→ **Instruction**
Copy everything in the data below exactly except the pictures.
-- BEGIN --
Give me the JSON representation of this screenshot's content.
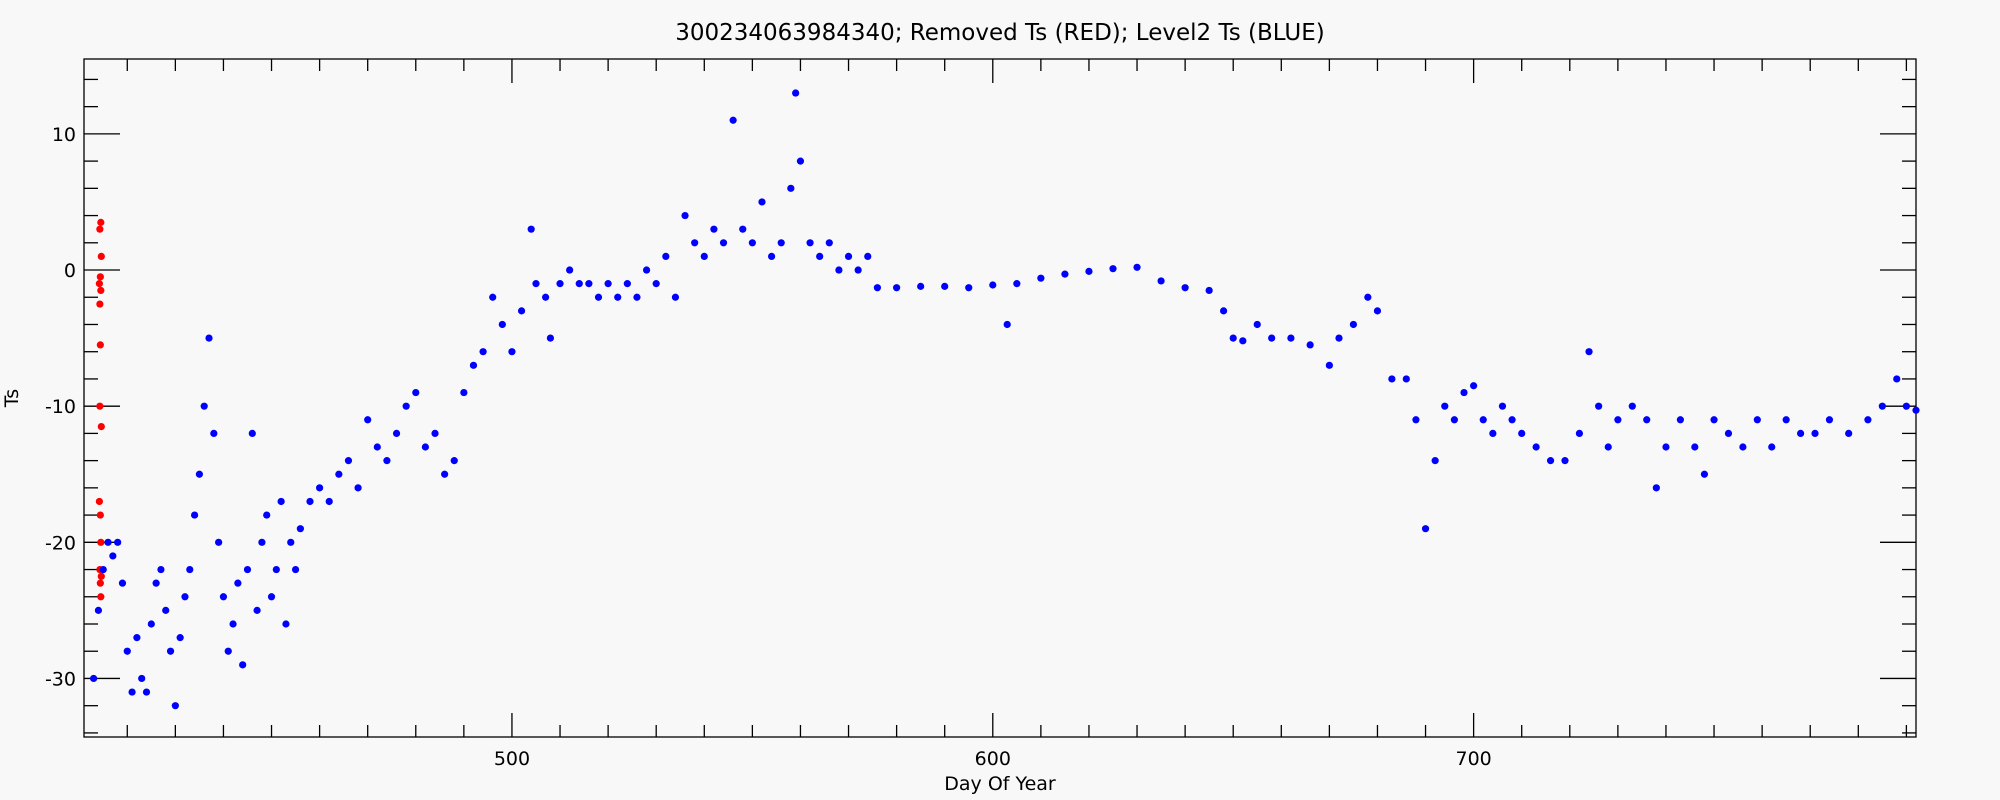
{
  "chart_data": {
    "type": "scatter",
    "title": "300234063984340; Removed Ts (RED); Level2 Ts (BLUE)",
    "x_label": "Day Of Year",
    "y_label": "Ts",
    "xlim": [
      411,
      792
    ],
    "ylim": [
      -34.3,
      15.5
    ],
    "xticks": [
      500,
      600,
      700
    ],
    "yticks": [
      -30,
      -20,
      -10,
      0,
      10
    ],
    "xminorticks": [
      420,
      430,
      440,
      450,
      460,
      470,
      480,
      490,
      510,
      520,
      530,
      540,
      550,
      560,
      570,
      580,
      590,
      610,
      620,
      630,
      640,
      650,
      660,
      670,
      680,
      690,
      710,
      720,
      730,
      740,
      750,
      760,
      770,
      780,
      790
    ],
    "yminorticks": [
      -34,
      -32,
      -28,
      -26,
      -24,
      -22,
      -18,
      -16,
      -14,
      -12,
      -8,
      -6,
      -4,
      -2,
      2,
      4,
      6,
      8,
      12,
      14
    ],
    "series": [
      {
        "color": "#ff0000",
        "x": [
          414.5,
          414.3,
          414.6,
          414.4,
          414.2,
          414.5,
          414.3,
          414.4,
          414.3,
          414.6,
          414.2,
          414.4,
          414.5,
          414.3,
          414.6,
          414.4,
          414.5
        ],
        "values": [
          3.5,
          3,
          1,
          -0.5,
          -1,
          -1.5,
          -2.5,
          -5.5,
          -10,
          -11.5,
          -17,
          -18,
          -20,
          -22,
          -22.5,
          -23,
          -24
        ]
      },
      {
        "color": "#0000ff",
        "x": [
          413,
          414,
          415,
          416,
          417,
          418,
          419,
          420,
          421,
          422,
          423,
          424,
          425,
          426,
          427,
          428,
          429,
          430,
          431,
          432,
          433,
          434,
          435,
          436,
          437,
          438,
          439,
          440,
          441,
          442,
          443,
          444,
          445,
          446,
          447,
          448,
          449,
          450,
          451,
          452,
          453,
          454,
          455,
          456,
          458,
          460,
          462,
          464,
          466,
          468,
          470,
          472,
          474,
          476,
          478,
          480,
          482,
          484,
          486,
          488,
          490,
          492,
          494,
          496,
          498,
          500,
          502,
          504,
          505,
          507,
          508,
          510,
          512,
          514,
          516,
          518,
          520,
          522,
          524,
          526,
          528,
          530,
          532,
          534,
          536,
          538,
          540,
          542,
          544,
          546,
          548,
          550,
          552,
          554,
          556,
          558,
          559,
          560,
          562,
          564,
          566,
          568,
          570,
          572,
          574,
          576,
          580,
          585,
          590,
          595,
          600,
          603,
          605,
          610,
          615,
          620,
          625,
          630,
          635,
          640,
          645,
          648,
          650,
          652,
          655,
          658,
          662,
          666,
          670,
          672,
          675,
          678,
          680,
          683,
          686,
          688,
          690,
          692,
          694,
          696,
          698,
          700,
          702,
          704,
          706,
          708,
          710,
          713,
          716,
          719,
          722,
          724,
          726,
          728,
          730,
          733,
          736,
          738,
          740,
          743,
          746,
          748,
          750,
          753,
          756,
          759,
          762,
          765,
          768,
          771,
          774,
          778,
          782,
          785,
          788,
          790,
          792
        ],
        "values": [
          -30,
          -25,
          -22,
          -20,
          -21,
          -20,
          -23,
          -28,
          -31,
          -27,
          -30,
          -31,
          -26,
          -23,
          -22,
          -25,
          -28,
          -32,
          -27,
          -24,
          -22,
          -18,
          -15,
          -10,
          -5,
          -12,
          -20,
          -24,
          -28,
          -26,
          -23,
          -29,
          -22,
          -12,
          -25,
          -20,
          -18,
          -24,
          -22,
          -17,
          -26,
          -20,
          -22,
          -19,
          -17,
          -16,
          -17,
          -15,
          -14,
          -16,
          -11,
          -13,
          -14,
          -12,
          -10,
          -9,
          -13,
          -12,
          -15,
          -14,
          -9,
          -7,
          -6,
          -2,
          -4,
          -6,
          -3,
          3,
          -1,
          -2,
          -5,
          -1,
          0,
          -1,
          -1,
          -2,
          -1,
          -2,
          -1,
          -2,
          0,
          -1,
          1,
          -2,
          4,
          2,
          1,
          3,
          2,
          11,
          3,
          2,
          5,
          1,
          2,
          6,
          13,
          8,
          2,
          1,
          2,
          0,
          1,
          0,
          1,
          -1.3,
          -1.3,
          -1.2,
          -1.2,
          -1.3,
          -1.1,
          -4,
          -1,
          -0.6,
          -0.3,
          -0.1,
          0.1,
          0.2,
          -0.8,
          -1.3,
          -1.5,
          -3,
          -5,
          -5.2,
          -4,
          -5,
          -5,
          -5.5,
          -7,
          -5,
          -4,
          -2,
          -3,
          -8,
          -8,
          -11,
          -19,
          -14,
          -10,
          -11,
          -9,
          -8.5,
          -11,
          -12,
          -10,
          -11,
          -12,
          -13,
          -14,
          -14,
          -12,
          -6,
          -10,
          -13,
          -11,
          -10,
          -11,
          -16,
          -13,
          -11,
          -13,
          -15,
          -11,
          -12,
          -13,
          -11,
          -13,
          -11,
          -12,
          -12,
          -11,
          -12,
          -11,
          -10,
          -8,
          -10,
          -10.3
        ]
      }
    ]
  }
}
-- END --
→ **Right answer**
Give me the JSON representation of this screenshot's content.
{
  "chart_data": {
    "type": "scatter",
    "title": "300234063984340; Removed Ts (RED); Level2 Ts (BLUE)",
    "x_label": "Day Of Year",
    "y_label": "Ts",
    "xlim": [
      411,
      792
    ],
    "ylim": [
      -34.3,
      15.5
    ],
    "xticks": [
      500,
      600,
      700
    ],
    "yticks": [
      -30,
      -20,
      -10,
      0,
      10
    ],
    "xminorticks": [
      420,
      430,
      440,
      450,
      460,
      470,
      480,
      490,
      510,
      520,
      530,
      540,
      550,
      560,
      570,
      580,
      590,
      610,
      620,
      630,
      640,
      650,
      660,
      670,
      680,
      690,
      710,
      720,
      730,
      740,
      750,
      760,
      770,
      780,
      790
    ],
    "yminorticks": [
      -34,
      -32,
      -28,
      -26,
      -24,
      -22,
      -18,
      -16,
      -14,
      -12,
      -8,
      -6,
      -4,
      -2,
      2,
      4,
      6,
      8,
      12,
      14
    ],
    "series": [
      {
        "color": "#ff0000",
        "x": [
          414.5,
          414.3,
          414.6,
          414.4,
          414.2,
          414.5,
          414.3,
          414.4,
          414.3,
          414.6,
          414.2,
          414.4,
          414.5,
          414.3,
          414.6,
          414.4,
          414.5
        ],
        "values": [
          3.5,
          3,
          1,
          -0.5,
          -1,
          -1.5,
          -2.5,
          -5.5,
          -10,
          -11.5,
          -17,
          -18,
          -20,
          -22,
          -22.5,
          -23,
          -24
        ]
      },
      {
        "color": "#0000ff",
        "x": [
          413,
          414,
          415,
          416,
          417,
          418,
          419,
          420,
          421,
          422,
          423,
          424,
          425,
          426,
          427,
          428,
          429,
          430,
          431,
          432,
          433,
          434,
          435,
          436,
          437,
          438,
          439,
          440,
          441,
          442,
          443,
          444,
          445,
          446,
          447,
          448,
          449,
          450,
          451,
          452,
          453,
          454,
          455,
          456,
          458,
          460,
          462,
          464,
          466,
          468,
          470,
          472,
          474,
          476,
          478,
          480,
          482,
          484,
          486,
          488,
          490,
          492,
          494,
          496,
          498,
          500,
          502,
          504,
          505,
          507,
          508,
          510,
          512,
          514,
          516,
          518,
          520,
          522,
          524,
          526,
          528,
          530,
          532,
          534,
          536,
          538,
          540,
          542,
          544,
          546,
          548,
          550,
          552,
          554,
          556,
          558,
          559,
          560,
          562,
          564,
          566,
          568,
          570,
          572,
          574,
          576,
          580,
          585,
          590,
          595,
          600,
          603,
          605,
          610,
          615,
          620,
          625,
          630,
          635,
          640,
          645,
          648,
          650,
          652,
          655,
          658,
          662,
          666,
          670,
          672,
          675,
          678,
          680,
          683,
          686,
          688,
          690,
          692,
          694,
          696,
          698,
          700,
          702,
          704,
          706,
          708,
          710,
          713,
          716,
          719,
          722,
          724,
          726,
          728,
          730,
          733,
          736,
          738,
          740,
          743,
          746,
          748,
          750,
          753,
          756,
          759,
          762,
          765,
          768,
          771,
          774,
          778,
          782,
          785,
          788,
          790,
          792
        ],
        "values": [
          -30,
          -25,
          -22,
          -20,
          -21,
          -20,
          -23,
          -28,
          -31,
          -27,
          -30,
          -31,
          -26,
          -23,
          -22,
          -25,
          -28,
          -32,
          -27,
          -24,
          -22,
          -18,
          -15,
          -10,
          -5,
          -12,
          -20,
          -24,
          -28,
          -26,
          -23,
          -29,
          -22,
          -12,
          -25,
          -20,
          -18,
          -24,
          -22,
          -17,
          -26,
          -20,
          -22,
          -19,
          -17,
          -16,
          -17,
          -15,
          -14,
          -16,
          -11,
          -13,
          -14,
          -12,
          -10,
          -9,
          -13,
          -12,
          -15,
          -14,
          -9,
          -7,
          -6,
          -2,
          -4,
          -6,
          -3,
          3,
          -1,
          -2,
          -5,
          -1,
          0,
          -1,
          -1,
          -2,
          -1,
          -2,
          -1,
          -2,
          0,
          -1,
          1,
          -2,
          4,
          2,
          1,
          3,
          2,
          11,
          3,
          2,
          5,
          1,
          2,
          6,
          13,
          8,
          2,
          1,
          2,
          0,
          1,
          0,
          1,
          -1.3,
          -1.3,
          -1.2,
          -1.2,
          -1.3,
          -1.1,
          -4,
          -1,
          -0.6,
          -0.3,
          -0.1,
          0.1,
          0.2,
          -0.8,
          -1.3,
          -1.5,
          -3,
          -5,
          -5.2,
          -4,
          -5,
          -5,
          -5.5,
          -7,
          -5,
          -4,
          -2,
          -3,
          -8,
          -8,
          -11,
          -19,
          -14,
          -10,
          -11,
          -9,
          -8.5,
          -11,
          -12,
          -10,
          -11,
          -12,
          -13,
          -14,
          -14,
          -12,
          -6,
          -10,
          -13,
          -11,
          -10,
          -11,
          -16,
          -13,
          -11,
          -13,
          -15,
          -11,
          -12,
          -13,
          -11,
          -13,
          -11,
          -12,
          -12,
          -11,
          -12,
          -11,
          -10,
          -8,
          -10,
          -10.3
        ]
      }
    ]
  }
}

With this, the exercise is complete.